━━━━━ Records supplied

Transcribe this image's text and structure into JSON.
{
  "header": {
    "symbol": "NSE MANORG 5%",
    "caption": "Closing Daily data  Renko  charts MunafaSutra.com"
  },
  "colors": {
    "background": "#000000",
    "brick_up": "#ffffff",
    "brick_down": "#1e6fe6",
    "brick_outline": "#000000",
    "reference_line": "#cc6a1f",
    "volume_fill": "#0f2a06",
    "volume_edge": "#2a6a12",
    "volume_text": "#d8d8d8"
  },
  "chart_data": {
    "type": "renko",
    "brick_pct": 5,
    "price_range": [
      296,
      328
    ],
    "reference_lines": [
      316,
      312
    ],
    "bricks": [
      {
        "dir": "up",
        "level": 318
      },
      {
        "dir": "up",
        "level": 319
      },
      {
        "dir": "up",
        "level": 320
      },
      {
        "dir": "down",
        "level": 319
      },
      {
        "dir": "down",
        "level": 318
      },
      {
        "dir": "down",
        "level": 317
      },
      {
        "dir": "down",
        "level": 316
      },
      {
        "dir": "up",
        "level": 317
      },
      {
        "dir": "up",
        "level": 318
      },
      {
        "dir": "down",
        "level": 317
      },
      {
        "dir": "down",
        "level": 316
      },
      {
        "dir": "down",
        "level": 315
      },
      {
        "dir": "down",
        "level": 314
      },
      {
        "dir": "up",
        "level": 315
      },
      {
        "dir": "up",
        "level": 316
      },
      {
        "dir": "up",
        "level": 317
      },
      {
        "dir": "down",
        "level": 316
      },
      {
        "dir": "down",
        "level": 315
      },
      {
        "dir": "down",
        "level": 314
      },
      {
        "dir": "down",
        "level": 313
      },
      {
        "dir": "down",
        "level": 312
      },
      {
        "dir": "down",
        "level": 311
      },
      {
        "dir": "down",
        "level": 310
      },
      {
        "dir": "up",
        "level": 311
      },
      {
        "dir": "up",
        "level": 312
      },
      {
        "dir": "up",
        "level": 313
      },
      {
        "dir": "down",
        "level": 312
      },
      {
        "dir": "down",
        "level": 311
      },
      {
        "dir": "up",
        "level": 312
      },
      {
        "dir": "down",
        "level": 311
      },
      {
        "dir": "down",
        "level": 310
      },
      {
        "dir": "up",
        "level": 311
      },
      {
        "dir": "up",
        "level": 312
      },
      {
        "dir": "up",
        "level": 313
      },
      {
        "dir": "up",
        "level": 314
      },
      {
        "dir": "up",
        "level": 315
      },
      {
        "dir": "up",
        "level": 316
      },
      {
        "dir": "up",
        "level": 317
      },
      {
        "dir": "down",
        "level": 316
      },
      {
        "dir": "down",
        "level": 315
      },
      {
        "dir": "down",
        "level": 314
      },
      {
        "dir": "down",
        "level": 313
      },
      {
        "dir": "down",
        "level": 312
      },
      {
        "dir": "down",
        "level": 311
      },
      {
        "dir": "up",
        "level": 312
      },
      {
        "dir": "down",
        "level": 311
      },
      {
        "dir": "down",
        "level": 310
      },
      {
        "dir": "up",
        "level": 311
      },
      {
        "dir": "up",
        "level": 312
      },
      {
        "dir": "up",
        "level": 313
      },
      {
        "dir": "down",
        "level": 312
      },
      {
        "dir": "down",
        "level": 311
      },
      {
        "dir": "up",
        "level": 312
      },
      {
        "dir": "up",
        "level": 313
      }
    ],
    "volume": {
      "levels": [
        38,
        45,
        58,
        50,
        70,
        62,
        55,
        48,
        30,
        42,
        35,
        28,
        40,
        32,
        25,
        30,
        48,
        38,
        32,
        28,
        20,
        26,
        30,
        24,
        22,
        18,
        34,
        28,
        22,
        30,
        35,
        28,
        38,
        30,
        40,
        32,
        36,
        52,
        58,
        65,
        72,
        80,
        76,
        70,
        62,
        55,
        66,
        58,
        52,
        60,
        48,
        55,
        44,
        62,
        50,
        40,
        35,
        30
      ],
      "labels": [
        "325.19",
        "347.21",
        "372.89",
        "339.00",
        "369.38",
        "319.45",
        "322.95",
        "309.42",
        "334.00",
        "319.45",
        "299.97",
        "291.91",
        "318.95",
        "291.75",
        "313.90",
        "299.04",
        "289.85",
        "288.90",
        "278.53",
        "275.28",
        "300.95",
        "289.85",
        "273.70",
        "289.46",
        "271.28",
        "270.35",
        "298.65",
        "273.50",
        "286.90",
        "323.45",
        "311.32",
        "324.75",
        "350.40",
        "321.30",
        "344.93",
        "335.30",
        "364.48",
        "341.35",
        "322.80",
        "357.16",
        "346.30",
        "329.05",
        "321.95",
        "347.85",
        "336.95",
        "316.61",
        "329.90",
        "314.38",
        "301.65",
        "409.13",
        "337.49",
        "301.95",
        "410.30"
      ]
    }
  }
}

━━━━━━━━━━

The task: Reproduce the material in full, with no word added or dropped.

The result:
Transcribe this image's text and structure into JSON.
{
  "header": {
    "symbol": "NSE MANORG 5%",
    "caption": "Closing Daily data  Renko  charts MunafaSutra.com"
  },
  "colors": {
    "background": "#000000",
    "brick_up": "#ffffff",
    "brick_down": "#1e6fe6",
    "brick_outline": "#000000",
    "reference_line": "#cc6a1f",
    "volume_fill": "#0f2a06",
    "volume_edge": "#2a6a12",
    "volume_text": "#d8d8d8"
  },
  "chart_data": {
    "type": "renko",
    "brick_pct": 5,
    "price_range": [
      296,
      328
    ],
    "reference_lines": [
      316,
      312
    ],
    "bricks": [
      {
        "dir": "up",
        "level": 318
      },
      {
        "dir": "up",
        "level": 319
      },
      {
        "dir": "up",
        "level": 320
      },
      {
        "dir": "down",
        "level": 319
      },
      {
        "dir": "down",
        "level": 318
      },
      {
        "dir": "down",
        "level": 317
      },
      {
        "dir": "down",
        "level": 316
      },
      {
        "dir": "up",
        "level": 317
      },
      {
        "dir": "up",
        "level": 318
      },
      {
        "dir": "down",
        "level": 317
      },
      {
        "dir": "down",
        "level": 316
      },
      {
        "dir": "down",
        "level": 315
      },
      {
        "dir": "down",
        "level": 314
      },
      {
        "dir": "up",
        "level": 315
      },
      {
        "dir": "up",
        "level": 316
      },
      {
        "dir": "up",
        "level": 317
      },
      {
        "dir": "down",
        "level": 316
      },
      {
        "dir": "down",
        "level": 315
      },
      {
        "dir": "down",
        "level": 314
      },
      {
        "dir": "down",
        "level": 313
      },
      {
        "dir": "down",
        "level": 312
      },
      {
        "dir": "down",
        "level": 311
      },
      {
        "dir": "down",
        "level": 310
      },
      {
        "dir": "up",
        "level": 311
      },
      {
        "dir": "up",
        "level": 312
      },
      {
        "dir": "up",
        "level": 313
      },
      {
        "dir": "down",
        "level": 312
      },
      {
        "dir": "down",
        "level": 311
      },
      {
        "dir": "up",
        "level": 312
      },
      {
        "dir": "down",
        "level": 311
      },
      {
        "dir": "down",
        "level": 310
      },
      {
        "dir": "up",
        "level": 311
      },
      {
        "dir": "up",
        "level": 312
      },
      {
        "dir": "up",
        "level": 313
      },
      {
        "dir": "up",
        "level": 314
      },
      {
        "dir": "up",
        "level": 315
      },
      {
        "dir": "up",
        "level": 316
      },
      {
        "dir": "up",
        "level": 317
      },
      {
        "dir": "down",
        "level": 316
      },
      {
        "dir": "down",
        "level": 315
      },
      {
        "dir": "down",
        "level": 314
      },
      {
        "dir": "down",
        "level": 313
      },
      {
        "dir": "down",
        "level": 312
      },
      {
        "dir": "down",
        "level": 311
      },
      {
        "dir": "up",
        "level": 312
      },
      {
        "dir": "down",
        "level": 311
      },
      {
        "dir": "down",
        "level": 310
      },
      {
        "dir": "up",
        "level": 311
      },
      {
        "dir": "up",
        "level": 312
      },
      {
        "dir": "up",
        "level": 313
      },
      {
        "dir": "down",
        "level": 312
      },
      {
        "dir": "down",
        "level": 311
      },
      {
        "dir": "up",
        "level": 312
      },
      {
        "dir": "up",
        "level": 313
      }
    ],
    "volume": {
      "levels": [
        38,
        45,
        58,
        50,
        70,
        62,
        55,
        48,
        30,
        42,
        35,
        28,
        40,
        32,
        25,
        30,
        48,
        38,
        32,
        28,
        20,
        26,
        30,
        24,
        22,
        18,
        34,
        28,
        22,
        30,
        35,
        28,
        38,
        30,
        40,
        32,
        36,
        52,
        58,
        65,
        72,
        80,
        76,
        70,
        62,
        55,
        66,
        58,
        52,
        60,
        48,
        55,
        44,
        62,
        50,
        40,
        35,
        30
      ],
      "labels": [
        "325.19",
        "347.21",
        "372.89",
        "339.00",
        "369.38",
        "319.45",
        "322.95",
        "309.42",
        "334.00",
        "319.45",
        "299.97",
        "291.91",
        "318.95",
        "291.75",
        "313.90",
        "299.04",
        "289.85",
        "288.90",
        "278.53",
        "275.28",
        "300.95",
        "289.85",
        "273.70",
        "289.46",
        "271.28",
        "270.35",
        "298.65",
        "273.50",
        "286.90",
        "323.45",
        "311.32",
        "324.75",
        "350.40",
        "321.30",
        "344.93",
        "335.30",
        "364.48",
        "341.35",
        "322.80",
        "357.16",
        "346.30",
        "329.05",
        "321.95",
        "347.85",
        "336.95",
        "316.61",
        "329.90",
        "314.38",
        "301.65",
        "409.13",
        "337.49",
        "301.95",
        "410.30"
      ]
    }
  }
}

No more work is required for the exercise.